## Document
....................

Out of touch with Pain
Fragile couples tend not to be good detectives of their own sufferings. They may be both unhappy and yet unsure as to the actual causes of their dissatisfactions; they know that something is wrong in their unions, but they can’t easily trace the catalysts. They can’t zero in on the way that it was the lack of trust in them around money that rankles or that it has been their behaviour towards a demanding youngest child that has been hurting. They lash out in vague or inaccurate directions, their attacks either unfairly general or unconvincingly specific.
A shamed person has fundamental doubts about their right to exist: somewhere in the past, they have been imbued with an impression that they do not matter very much, that their feelings should be ignored, that their happiness is not a priority, that their words do not count. Once they are in a couple, shamed people hurt like anyone else, but their capacity to turn their hurt into something another person can understand, and be touched by, is recklessly weak. Shamed people will sulk rather than speak, hide rather than divulge, feel secretly wretched rather than candidly complain. It is frequently very late, far too late, by the time shamed people finally let their lover know more about the nature of their desperation.

....................

## Provided data

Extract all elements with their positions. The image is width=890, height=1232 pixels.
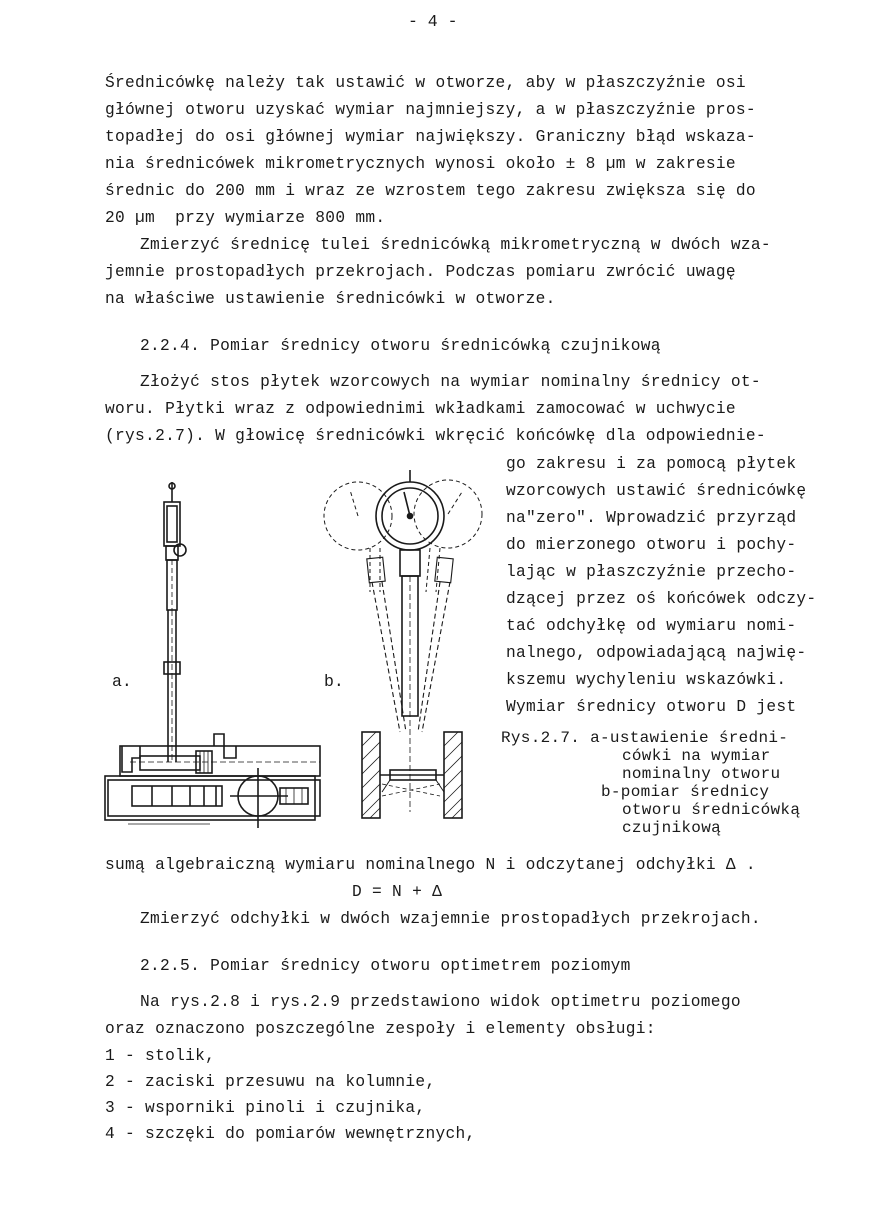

....................

## Exercises to complete
1) Echo the text from "Out of touch" up to and including "or unconvincingly specific.".
2) Condense the paragraph of the text beginning "A shamed person has fundamental doubts" into a short bulleted list that keeps its main facts.
The lines that come after the text can be left aside.

## Answers for the tasks
1)
Out of touch with Pain
Fragile couples tend not to be good detectives of their own sufferings. They may be both unhappy and yet unsure as to the actual causes of their dissatisfactions; they know that something is wrong in their unions, but they can’t easily trace the catalysts. They can’t zero in on the way that it was the lack of trust in them around money that rankles or that it has been their behaviour towards a demanding youngest child that has been hurting. They lash out in vague or inaccurate directions, their attacks either unfairly general or unconvincingly specific.

2)
- A shamed person fundamentally doubts their right to exist, having come to feel in the past that they do not matter, that their feelings should be ignored, that their happiness is not a priority and that their words do not count.
- In a couple, shamed people hurt like anyone else, but their ability to make that hurt understandable and touching to another person is recklessly weak.
- They sulk rather than speak, hide rather than divulge and feel secretly wretched rather than complain candidly.
- Often it is far too late by the time they finally let their lover know more about their desperation.